● What the exercise asks: Quote the data below line for line, leaving out any pictures.

● Input rows:
====
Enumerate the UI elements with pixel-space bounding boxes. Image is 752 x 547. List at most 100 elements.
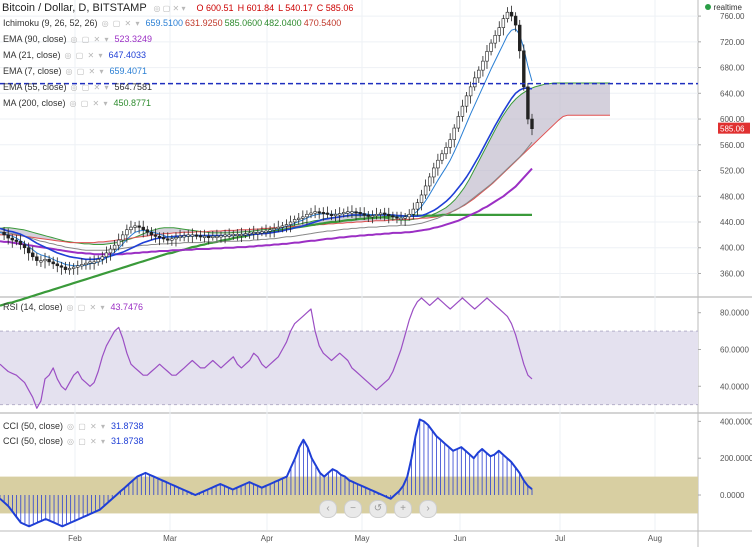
candle-body xyxy=(76,265,80,268)
candle-body xyxy=(403,216,407,219)
candle-body xyxy=(260,231,264,234)
candle-body xyxy=(448,139,452,148)
candle-body xyxy=(268,229,272,232)
legend-controls[interactable]: ◎ ▢ ✕ ▾ xyxy=(66,303,106,312)
legend-controls[interactable]: ◎ ▢ ✕ ▾ xyxy=(67,422,106,431)
candle-body xyxy=(382,212,387,215)
legend-value: 647.4033 xyxy=(108,50,147,60)
legend-cci-1[interactable]: CCI (50, close) ◎ ▢ ✕ ▾ 31.8738 xyxy=(3,435,144,448)
legend-controls[interactable]: ◎ ▢ ✕ ▾ xyxy=(65,67,105,76)
legend-controls[interactable]: ◎ ▢ ✕ ▾ xyxy=(101,19,141,28)
candle-body xyxy=(317,211,321,214)
legend-3[interactable]: EMA (7, close) ◎ ▢ ✕ ▾ 659.4071 xyxy=(3,65,147,78)
candle-body xyxy=(108,248,113,254)
candle-body xyxy=(223,234,227,237)
candle-body xyxy=(10,237,14,241)
legend-controls[interactable]: ◎ ▢ ✕ ▾ xyxy=(70,35,110,44)
candle-body xyxy=(247,232,252,235)
candle-body xyxy=(141,226,145,231)
y-tick-price: 680.00 xyxy=(720,64,745,73)
candle-body xyxy=(235,233,240,237)
legend-label: EMA (7, close) xyxy=(3,66,62,76)
candle-body xyxy=(100,256,105,260)
candle-body xyxy=(305,213,309,218)
legend-1[interactable]: EMA (90, close) ◎ ▢ ✕ ▾ 523.3249 xyxy=(3,33,152,46)
legend-value: 482.0400 xyxy=(264,18,302,28)
legend-2[interactable]: MA (21, close) ◎ ▢ ✕ ▾ 647.4033 xyxy=(3,49,146,62)
candle-body xyxy=(526,86,530,120)
candle-body xyxy=(231,233,235,237)
candle-body xyxy=(518,24,522,52)
legend-label: EMA (55, close) xyxy=(3,82,67,92)
x-tick-may: May xyxy=(354,534,369,543)
last-price-tag xyxy=(718,122,750,134)
candle-body xyxy=(166,238,170,241)
legend-controls[interactable]: ◎ ▢ ✕ ▾ xyxy=(67,437,106,446)
legend-rsi[interactable]: RSI (14, close) ◎ ▢ ✕ ▾ 43.7476 xyxy=(3,301,143,314)
candle-body xyxy=(116,239,121,246)
title-controls[interactable]: ◎ ▢ ✕ ▾ xyxy=(153,4,186,13)
candle-body xyxy=(272,228,276,231)
candle-body xyxy=(198,235,203,238)
candle-body xyxy=(26,247,31,254)
candle-body xyxy=(43,259,47,262)
zoom-out-button[interactable]: − xyxy=(344,500,362,518)
candle-body xyxy=(194,234,199,237)
ema55-line xyxy=(0,141,533,251)
candle-body xyxy=(14,239,19,242)
y-tick-price: 560.00 xyxy=(720,141,745,150)
candle-body xyxy=(387,213,391,217)
candle-body xyxy=(378,212,383,215)
reset-button[interactable]: ↺ xyxy=(369,500,387,518)
candle-body xyxy=(419,194,424,203)
ichimoku-span-a xyxy=(0,82,610,245)
zoom-in-button[interactable]: + xyxy=(394,500,412,518)
y-tick-rsi: 80.0000 xyxy=(720,309,749,318)
rsi-band xyxy=(0,331,698,405)
y-tick-price: 760.00 xyxy=(720,12,745,21)
candle-body xyxy=(292,219,297,223)
candle-body xyxy=(427,176,432,187)
candle-body xyxy=(321,212,325,215)
legend-controls[interactable]: ◎ ▢ ✕ ▾ xyxy=(70,83,110,92)
candle-body xyxy=(129,226,133,231)
legend-controls[interactable]: ◎ ▢ ✕ ▾ xyxy=(64,51,104,60)
candle-body xyxy=(452,127,456,140)
cci-line xyxy=(0,418,533,528)
legend-4[interactable]: EMA (55, close) ◎ ▢ ✕ ▾ 564.7581 xyxy=(3,81,152,94)
y-tick-rsi: 40.0000 xyxy=(720,382,749,391)
candle-body xyxy=(423,185,428,196)
ohlc-h: H 601.84 xyxy=(237,3,275,13)
legend-cci-0[interactable]: CCI (50, close) ◎ ▢ ✕ ▾ 31.8738 xyxy=(3,420,144,433)
x-tick-mar: Mar xyxy=(163,534,177,543)
y-tick-price: 720.00 xyxy=(720,38,745,47)
chart-title: Bitcoin / Dollar, D, BITSTAMP ◎ ▢ ✕ ▾ O … xyxy=(2,2,353,14)
candle-body xyxy=(460,105,465,117)
realtime-dot-icon xyxy=(704,4,711,10)
legend-5[interactable]: MA (200, close) ◎ ▢ ✕ ▾ 450.8771 xyxy=(3,97,151,110)
legend-value: 631.9250 xyxy=(185,18,223,28)
candle-body xyxy=(211,235,215,238)
candle-body xyxy=(284,224,289,227)
candle-body xyxy=(47,259,51,263)
candle-body xyxy=(346,211,350,214)
legend-0[interactable]: Ichimoku (9, 26, 52, 26) ◎ ▢ ✕ ▾ 659.5100 6… xyxy=(3,17,341,30)
scroll-left-button[interactable]: ‹ xyxy=(319,500,337,518)
candle-body xyxy=(239,233,244,237)
legend-controls[interactable]: ◎ ▢ ✕ ▾ xyxy=(69,99,109,108)
candle-body xyxy=(350,211,354,214)
ohlc-values: O 600.51 H 601.84 L 540.17 C 585.06 xyxy=(193,2,354,14)
scroll-right-button[interactable]: › xyxy=(419,500,437,518)
legend-label: EMA (90, close) xyxy=(3,34,67,44)
candle-body xyxy=(186,234,190,237)
candle-body xyxy=(137,225,141,228)
candle-body xyxy=(370,215,375,218)
candle-body xyxy=(215,235,219,238)
symbol-title[interactable]: Bitcoin / Dollar, D, BITSTAMP xyxy=(2,2,147,14)
candle-body xyxy=(456,116,461,129)
legend-value: 450.8771 xyxy=(113,98,152,108)
candle-body xyxy=(362,213,366,216)
legend-value: 31.8738 xyxy=(110,436,144,446)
====
● Exercise solution:
Enumerate the UI elements with pixel-space bounding boxes. Image is 752 x 547. List at most 100 elements.
candle-body xyxy=(76,265,80,268)
candle-body xyxy=(403,216,407,219)
candle-body xyxy=(260,231,264,234)
candle-body xyxy=(448,139,452,148)
candle-body xyxy=(268,229,272,232)
legend-controls[interactable]: ◎ ▢ ✕ ▾ xyxy=(66,303,106,312)
legend-controls[interactable]: ◎ ▢ ✕ ▾ xyxy=(67,422,106,431)
candle-body xyxy=(382,212,387,215)
legend-value: 647.4033 xyxy=(108,50,147,60)
legend-cci-1[interactable]: CCI (50, close) ◎ ▢ ✕ ▾ 31.8738 xyxy=(3,435,144,448)
legend-controls[interactable]: ◎ ▢ ✕ ▾ xyxy=(65,67,105,76)
legend-controls[interactable]: ◎ ▢ ✕ ▾ xyxy=(101,19,141,28)
candle-body xyxy=(317,211,321,214)
legend-3[interactable]: EMA (7, close) ◎ ▢ ✕ ▾ 659.4071 xyxy=(3,65,147,78)
candle-body xyxy=(108,248,113,254)
candle-body xyxy=(223,234,227,237)
candle-body xyxy=(10,237,14,241)
legend-controls[interactable]: ◎ ▢ ✕ ▾ xyxy=(70,35,110,44)
candle-body xyxy=(247,232,252,235)
candle-body xyxy=(141,226,145,231)
y-tick-price: 680.00 xyxy=(720,64,745,73)
candle-body xyxy=(235,233,240,237)
legend-label: EMA (7, close) xyxy=(3,66,62,76)
candle-body xyxy=(100,256,105,260)
candle-body xyxy=(305,213,309,218)
legend-1[interactable]: EMA (90, close) ◎ ▢ ✕ ▾ 523.3249 xyxy=(3,33,152,46)
legend-value: 482.0400 xyxy=(264,18,302,28)
legend-2[interactable]: MA (21, close) ◎ ▢ ✕ ▾ 647.4033 xyxy=(3,49,146,62)
candle-body xyxy=(526,86,530,120)
candle-body xyxy=(231,233,235,237)
candle-body xyxy=(518,24,522,52)
legend-label: EMA (55, close) xyxy=(3,82,67,92)
x-tick-may: May xyxy=(354,534,369,543)
last-price-tag xyxy=(718,122,750,134)
candle-body xyxy=(166,238,170,241)
legend-controls[interactable]: ◎ ▢ ✕ ▾ xyxy=(67,437,106,446)
legend-rsi[interactable]: RSI (14, close) ◎ ▢ ✕ ▾ 43.7476 xyxy=(3,301,143,314)
candle-body xyxy=(116,239,121,246)
title-controls[interactable]: ◎ ▢ ✕ ▾ xyxy=(153,4,186,13)
candle-body xyxy=(272,228,276,231)
candle-body xyxy=(198,235,203,238)
candle-body xyxy=(26,247,31,254)
candle-body xyxy=(43,259,47,262)
zoom-out-button[interactable]: − xyxy=(344,500,362,518)
candle-body xyxy=(194,234,199,237)
ema55-line xyxy=(0,141,533,251)
candle-body xyxy=(14,239,19,242)
y-tick-price: 560.00 xyxy=(720,141,745,150)
candle-body xyxy=(387,213,391,217)
candle-body xyxy=(378,212,383,215)
reset-button[interactable]: ↺ xyxy=(369,500,387,518)
candle-body xyxy=(419,194,424,203)
ichimoku-span-a xyxy=(0,82,610,245)
zoom-in-button[interactable]: + xyxy=(394,500,412,518)
y-tick-rsi: 80.0000 xyxy=(720,309,749,318)
rsi-band xyxy=(0,331,698,405)
y-tick-price: 760.00 xyxy=(720,12,745,21)
candle-body xyxy=(292,219,297,223)
candle-body xyxy=(427,176,432,187)
candle-body xyxy=(321,212,325,215)
legend-controls[interactable]: ◎ ▢ ✕ ▾ xyxy=(70,83,110,92)
candle-body xyxy=(129,226,133,231)
legend-controls[interactable]: ◎ ▢ ✕ ▾ xyxy=(64,51,104,60)
candle-body xyxy=(452,127,456,140)
cci-line xyxy=(0,418,533,528)
legend-4[interactable]: EMA (55, close) ◎ ▢ ✕ ▾ 564.7581 xyxy=(3,81,152,94)
y-tick-rsi: 40.0000 xyxy=(720,382,749,391)
candle-body xyxy=(423,185,428,196)
ohlc-h: H 601.84 xyxy=(237,3,275,13)
legend-cci-0[interactable]: CCI (50, close) ◎ ▢ ✕ ▾ 31.8738 xyxy=(3,420,144,433)
x-tick-mar: Mar xyxy=(163,534,177,543)
y-tick-price: 720.00 xyxy=(720,38,745,47)
chart-title: Bitcoin / Dollar, D, BITSTAMP ◎ ▢ ✕ ▾ O … xyxy=(2,2,353,14)
candle-body xyxy=(460,105,465,117)
realtime-dot-icon xyxy=(704,4,711,10)
legend-5[interactable]: MA (200, close) ◎ ▢ ✕ ▾ 450.8771 xyxy=(3,97,151,110)
legend-value: 631.9250 xyxy=(185,18,223,28)
candle-body xyxy=(211,235,215,238)
candle-body xyxy=(284,224,289,227)
candle-body xyxy=(47,259,51,263)
candle-body xyxy=(346,211,350,214)
legend-0[interactable]: Ichimoku (9, 26, 52, 26) ◎ ▢ ✕ ▾ 659.5100 6… xyxy=(3,17,341,30)
scroll-left-button[interactable]: ‹ xyxy=(319,500,337,518)
candle-body xyxy=(239,233,244,237)
legend-controls[interactable]: ◎ ▢ ✕ ▾ xyxy=(69,99,109,108)
candle-body xyxy=(350,211,354,214)
ohlc-values: O 600.51 H 601.84 L 540.17 C 585.06 xyxy=(193,2,354,14)
scroll-right-button[interactable]: › xyxy=(419,500,437,518)
legend-label: EMA (90, close) xyxy=(3,34,67,44)
candle-body xyxy=(186,234,190,237)
candle-body xyxy=(137,225,141,228)
candle-body xyxy=(370,215,375,218)
candle-body xyxy=(215,235,219,238)
symbol-title[interactable]: Bitcoin / Dollar, D, BITSTAMP xyxy=(2,2,147,14)
candle-body xyxy=(456,116,461,129)
legend-value: 450.8771 xyxy=(113,98,152,108)
candle-body xyxy=(362,213,366,216)
legend-value: 31.8738 xyxy=(110,436,144,446)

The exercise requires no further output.